◆ Passage provided ◆

Swimming with the online card sharks

In the world of virtual Texas hold 'em, the money is real and so is the addiction.

Published May 2, 2002 7:30PM (EDT)

"Italians come to ruin most generally in three ways, women, gambling, and farming. My family chose the slowest one."

-- Pope John XXIII

I have a poker table that dominates my studio apartment in a seedy neighborhood in San Francisco. I have clay chips that were given to me as a present last Christmas. The difference between the clay chips, which go for $10 a pack, and the cheap Walgreens plastic numbers is palpable.

I grew up playing spades in state homes for wayward youth. In college I won the dorm euchre championship (we cheated, but that's how you play euchre). My compulsive card playing reflected disastrously on my college transcripts. My friend Louie got me into blackjack laying around our squat in Chicago's notorious Cabrini Green while the men rolled dice on the sidewalk out front. I lost my last $600 the first time I played poker in West Yellowstone on the way to see my girlfriend in Seattle. Our relationship never recovered.

Grandfather was a cardplayer. The Nazis killed off his entire family and all anybody knows of him is that he worked hard and played cards every day until he died, whittling away his final years playing pinochle for pennies down at the Levy's center in Chicago. One time he smacked another man in the teeth over 20 cents. Old age made him cheap, but he could still smell a rat.

◆ Exercise task ◆
For each statement, say yes or no to whether the card-playing passage above supports it, and quote the words from the passage that decide it: (a) The writer received the clay chips as a Christmas present. (b) The writer lost $600 in the first poker game they played in Seattle. (c) The grandfather played bridge at the Levy's center.

◆ Available data ◆
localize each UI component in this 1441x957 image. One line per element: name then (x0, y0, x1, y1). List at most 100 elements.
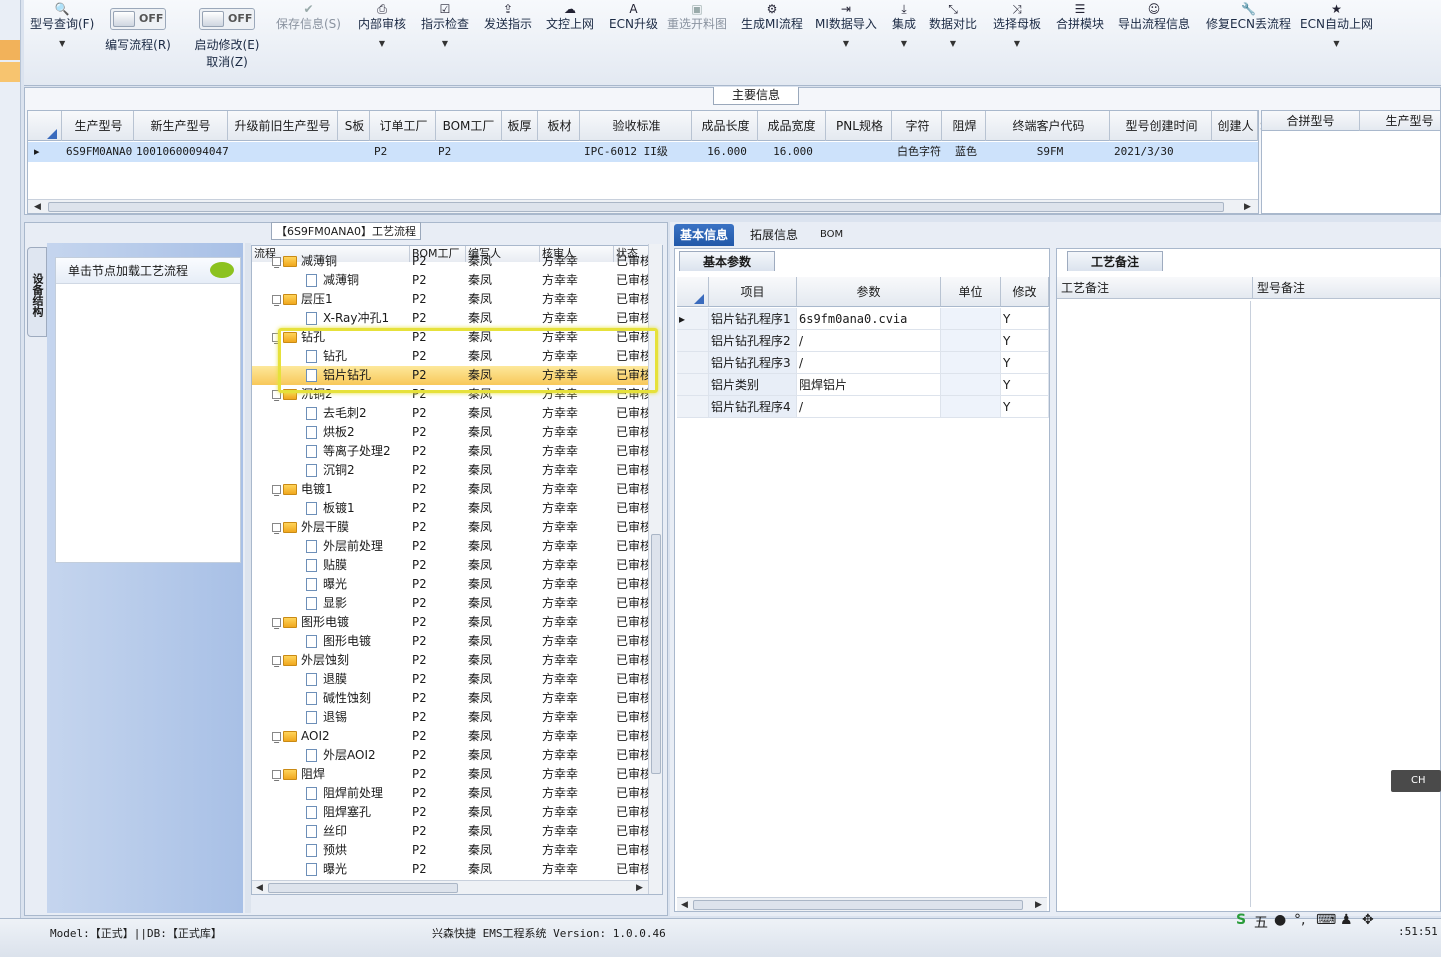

◆ Result of the task ◆
(a) Yes: "I have clay chips that were given to me as a present last Christmas."
(b) No: "I lost my last $600 the first time I played poker in West Yellowstone on the way to see my girlfriend in Seattle."
(c) No: "whittling away his final years playing pinochle for pennies down at the Levy's center in Chicago."